» Do this: Return every line below in which "your" appears.

•••••

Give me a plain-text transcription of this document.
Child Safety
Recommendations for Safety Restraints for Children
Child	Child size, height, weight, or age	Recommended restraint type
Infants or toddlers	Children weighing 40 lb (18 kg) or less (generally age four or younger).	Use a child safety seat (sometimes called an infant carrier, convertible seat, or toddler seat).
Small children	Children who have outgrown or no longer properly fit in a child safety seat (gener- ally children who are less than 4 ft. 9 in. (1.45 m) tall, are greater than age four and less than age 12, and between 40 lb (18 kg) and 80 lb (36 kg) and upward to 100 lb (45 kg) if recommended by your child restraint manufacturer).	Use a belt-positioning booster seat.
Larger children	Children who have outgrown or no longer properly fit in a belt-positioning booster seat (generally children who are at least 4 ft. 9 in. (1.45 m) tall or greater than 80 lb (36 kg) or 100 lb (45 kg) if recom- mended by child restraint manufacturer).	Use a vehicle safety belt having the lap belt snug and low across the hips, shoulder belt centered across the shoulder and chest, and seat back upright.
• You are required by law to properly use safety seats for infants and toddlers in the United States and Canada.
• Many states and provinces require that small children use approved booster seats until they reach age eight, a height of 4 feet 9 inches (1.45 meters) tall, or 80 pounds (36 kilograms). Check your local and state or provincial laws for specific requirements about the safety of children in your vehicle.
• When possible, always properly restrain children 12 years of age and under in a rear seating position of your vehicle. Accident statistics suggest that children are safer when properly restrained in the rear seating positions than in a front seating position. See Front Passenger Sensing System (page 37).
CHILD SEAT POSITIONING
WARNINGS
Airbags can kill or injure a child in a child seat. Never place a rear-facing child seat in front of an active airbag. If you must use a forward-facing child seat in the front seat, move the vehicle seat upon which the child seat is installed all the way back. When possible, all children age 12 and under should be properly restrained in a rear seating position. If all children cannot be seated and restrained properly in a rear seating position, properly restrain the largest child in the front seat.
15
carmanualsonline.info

•••••

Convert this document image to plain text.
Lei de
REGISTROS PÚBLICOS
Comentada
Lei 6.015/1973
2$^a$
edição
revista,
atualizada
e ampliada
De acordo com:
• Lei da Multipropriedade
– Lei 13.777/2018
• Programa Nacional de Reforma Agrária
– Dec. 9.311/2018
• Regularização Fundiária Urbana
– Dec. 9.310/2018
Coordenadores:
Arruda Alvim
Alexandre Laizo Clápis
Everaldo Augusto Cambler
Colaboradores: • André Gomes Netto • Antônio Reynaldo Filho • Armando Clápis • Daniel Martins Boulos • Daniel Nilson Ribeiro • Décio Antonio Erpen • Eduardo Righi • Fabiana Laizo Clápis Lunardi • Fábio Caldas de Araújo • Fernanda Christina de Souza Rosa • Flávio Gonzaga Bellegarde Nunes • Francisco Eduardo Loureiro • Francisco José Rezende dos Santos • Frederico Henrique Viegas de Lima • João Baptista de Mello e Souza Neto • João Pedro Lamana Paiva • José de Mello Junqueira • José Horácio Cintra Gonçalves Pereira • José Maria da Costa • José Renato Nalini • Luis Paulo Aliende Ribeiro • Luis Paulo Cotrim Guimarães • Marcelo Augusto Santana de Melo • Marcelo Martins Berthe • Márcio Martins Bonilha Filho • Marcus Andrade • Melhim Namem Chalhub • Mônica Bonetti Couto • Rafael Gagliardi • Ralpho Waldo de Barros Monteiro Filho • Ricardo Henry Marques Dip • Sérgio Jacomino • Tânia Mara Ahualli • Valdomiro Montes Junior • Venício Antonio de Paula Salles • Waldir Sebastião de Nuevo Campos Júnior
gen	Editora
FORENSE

•••••

» Solution to the exercise:
Small children	Children who have outgrown or no longer properly fit in a child safety seat (gener- ally children who are less than 4 ft. 9 in. (1.45 m) tall, are greater than age four and less than age 12, and between 40 lb (18 kg) and 80 lb (36 kg) and upward to 100 lb (45 kg) if recommended by your child restraint manufacturer).	Use a belt-positioning booster seat.
• Many states and provinces require that small children use approved booster seats until they reach age eight, a height of 4 feet 9 inches (1.45 meters) tall, or 80 pounds (36 kilograms). Check your local and state or provincial laws for specific requirements about the safety of children in your vehicle.
• When possible, always properly restrain children 12 years of age and under in a rear seating position of your vehicle. Accident statistics suggest that children are safer when properly restrained in the rear seating positions than in a front seating position. See Front Passenger Sensing System (page 37).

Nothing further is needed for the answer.